To be done: Write out all lines holding the word "písně".

── Records ──

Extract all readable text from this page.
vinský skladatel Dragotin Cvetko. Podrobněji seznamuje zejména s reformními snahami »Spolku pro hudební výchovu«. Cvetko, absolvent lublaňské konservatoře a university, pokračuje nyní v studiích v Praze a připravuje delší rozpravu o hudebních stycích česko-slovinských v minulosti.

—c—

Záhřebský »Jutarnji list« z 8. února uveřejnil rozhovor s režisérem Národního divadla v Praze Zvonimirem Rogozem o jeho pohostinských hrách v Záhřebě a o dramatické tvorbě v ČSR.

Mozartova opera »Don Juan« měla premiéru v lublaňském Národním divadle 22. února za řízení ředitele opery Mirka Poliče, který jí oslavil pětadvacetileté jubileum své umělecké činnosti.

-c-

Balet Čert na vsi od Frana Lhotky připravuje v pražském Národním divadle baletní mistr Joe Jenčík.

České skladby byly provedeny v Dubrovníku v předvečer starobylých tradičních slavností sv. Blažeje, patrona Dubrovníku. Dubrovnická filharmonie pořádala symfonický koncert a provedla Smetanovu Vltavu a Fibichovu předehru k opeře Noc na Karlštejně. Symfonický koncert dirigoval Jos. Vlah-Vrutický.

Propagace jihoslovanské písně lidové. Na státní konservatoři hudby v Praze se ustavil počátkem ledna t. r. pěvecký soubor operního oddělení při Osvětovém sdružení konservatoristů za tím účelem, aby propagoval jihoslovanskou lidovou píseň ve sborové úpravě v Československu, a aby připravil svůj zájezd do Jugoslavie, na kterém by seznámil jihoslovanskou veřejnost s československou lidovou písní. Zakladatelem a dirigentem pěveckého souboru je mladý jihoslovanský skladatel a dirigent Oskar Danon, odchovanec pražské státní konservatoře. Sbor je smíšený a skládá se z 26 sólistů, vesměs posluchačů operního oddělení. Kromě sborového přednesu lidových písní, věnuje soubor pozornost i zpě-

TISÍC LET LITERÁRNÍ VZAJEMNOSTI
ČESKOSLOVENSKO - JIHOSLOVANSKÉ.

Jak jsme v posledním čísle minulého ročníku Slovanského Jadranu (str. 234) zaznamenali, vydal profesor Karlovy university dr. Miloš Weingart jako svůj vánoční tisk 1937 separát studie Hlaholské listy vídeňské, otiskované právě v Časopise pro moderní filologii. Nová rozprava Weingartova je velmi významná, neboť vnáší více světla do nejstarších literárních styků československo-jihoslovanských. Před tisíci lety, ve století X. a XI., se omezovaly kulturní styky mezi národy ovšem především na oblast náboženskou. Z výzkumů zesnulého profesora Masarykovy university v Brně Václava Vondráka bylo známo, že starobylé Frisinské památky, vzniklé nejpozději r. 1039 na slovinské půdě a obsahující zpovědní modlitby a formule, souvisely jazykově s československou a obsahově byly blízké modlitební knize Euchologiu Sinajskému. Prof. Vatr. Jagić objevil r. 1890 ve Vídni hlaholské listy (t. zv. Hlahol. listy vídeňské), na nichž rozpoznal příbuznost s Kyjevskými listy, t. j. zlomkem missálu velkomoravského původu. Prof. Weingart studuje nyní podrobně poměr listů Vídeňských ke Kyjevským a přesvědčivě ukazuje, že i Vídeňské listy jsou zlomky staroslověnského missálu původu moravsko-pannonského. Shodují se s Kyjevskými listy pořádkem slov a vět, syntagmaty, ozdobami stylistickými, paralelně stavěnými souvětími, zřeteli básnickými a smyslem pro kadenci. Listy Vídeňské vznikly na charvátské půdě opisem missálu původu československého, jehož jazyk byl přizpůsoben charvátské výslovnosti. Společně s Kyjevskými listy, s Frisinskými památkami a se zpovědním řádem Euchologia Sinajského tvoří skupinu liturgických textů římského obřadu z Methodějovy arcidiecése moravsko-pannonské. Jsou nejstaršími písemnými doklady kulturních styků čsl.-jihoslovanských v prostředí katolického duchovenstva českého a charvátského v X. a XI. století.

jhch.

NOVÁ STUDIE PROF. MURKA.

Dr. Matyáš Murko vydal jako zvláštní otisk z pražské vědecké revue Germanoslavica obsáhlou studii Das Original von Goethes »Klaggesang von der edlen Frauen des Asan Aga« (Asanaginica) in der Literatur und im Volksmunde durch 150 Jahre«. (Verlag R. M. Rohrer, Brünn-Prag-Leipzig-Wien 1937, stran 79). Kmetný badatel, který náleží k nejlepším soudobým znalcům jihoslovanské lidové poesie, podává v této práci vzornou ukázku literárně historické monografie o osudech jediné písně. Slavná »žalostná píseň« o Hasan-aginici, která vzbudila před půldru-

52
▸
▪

───

Expected answer:
Propagace jihoslovanské písně lidové. Na státní konservatoři hudby v Praze se ustavil počátkem ledna t. r. pěvecký soubor operního oddělení při Osvětovém sdružení konservatoristů za tím účelem, aby propagoval jihoslovanskou lidovou píseň ve sborové úpravě v Československu, a aby připravil svůj zájezd do Jugoslavie, na kterém by seznámil jihoslovanskou veřejnost s československou lidovou písní. Zakladatelem a dirigentem pěveckého souboru je mladý jihoslovanský skladatel a dirigent Oskar Danon, odchovanec pražské státní konservatoře. Sbor je smíšený a skládá se z 26 sólistů, vesměs posluchačů operního oddělení. Kromě sborového přednesu lidových písní, věnuje soubor pozornost i zpě-
Dr. Matyáš Murko vydal jako zvláštní otisk z pražské vědecké revue Germanoslavica obsáhlou studii Das Original von Goethes »Klaggesang von der edlen Frauen des Asan Aga« (Asanaginica) in der Literatur und im Volksmunde durch 150 Jahre«. (Verlag R. M. Rohrer, Brünn-Prag-Leipzig-Wien 1937, stran 79). Kmetný badatel, který náleží k nejlepším soudobým znalcům jihoslovanské lidové poesie, podává v této práci vzornou ukázku literárně historické monografie o osudech jediné písně. Slavná »žalostná píseň« o Hasan-aginici, která vzbudila před půldru-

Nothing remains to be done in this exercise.